> Data excerpts:
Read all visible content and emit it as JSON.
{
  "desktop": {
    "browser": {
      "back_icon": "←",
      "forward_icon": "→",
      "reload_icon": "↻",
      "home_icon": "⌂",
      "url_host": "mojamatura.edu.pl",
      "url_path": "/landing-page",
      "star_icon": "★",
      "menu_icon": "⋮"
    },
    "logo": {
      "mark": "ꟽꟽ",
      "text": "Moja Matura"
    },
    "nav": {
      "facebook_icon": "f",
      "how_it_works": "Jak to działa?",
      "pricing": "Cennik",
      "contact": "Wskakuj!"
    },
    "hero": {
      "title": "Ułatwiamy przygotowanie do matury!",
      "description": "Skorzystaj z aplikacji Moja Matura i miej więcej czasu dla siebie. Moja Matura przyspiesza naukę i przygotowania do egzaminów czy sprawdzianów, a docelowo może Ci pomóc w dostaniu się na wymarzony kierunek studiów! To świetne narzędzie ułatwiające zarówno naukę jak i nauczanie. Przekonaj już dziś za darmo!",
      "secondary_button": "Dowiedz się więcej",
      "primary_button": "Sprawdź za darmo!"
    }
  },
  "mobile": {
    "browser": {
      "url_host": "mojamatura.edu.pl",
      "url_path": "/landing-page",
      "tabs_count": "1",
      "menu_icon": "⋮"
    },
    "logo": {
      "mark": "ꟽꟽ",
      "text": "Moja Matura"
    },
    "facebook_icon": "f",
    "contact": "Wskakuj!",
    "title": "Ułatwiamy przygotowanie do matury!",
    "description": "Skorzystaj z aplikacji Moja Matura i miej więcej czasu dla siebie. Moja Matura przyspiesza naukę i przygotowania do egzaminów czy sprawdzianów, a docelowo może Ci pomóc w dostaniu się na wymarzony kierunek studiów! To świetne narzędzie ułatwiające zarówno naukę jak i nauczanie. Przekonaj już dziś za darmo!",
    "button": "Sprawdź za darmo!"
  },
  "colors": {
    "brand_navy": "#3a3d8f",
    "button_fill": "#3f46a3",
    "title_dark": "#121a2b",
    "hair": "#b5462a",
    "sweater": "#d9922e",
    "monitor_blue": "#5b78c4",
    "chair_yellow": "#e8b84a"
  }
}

> The exercise:
State how many lines of the records above contain the word "przygotowanie", and give only that number.

> Answer for the task:
2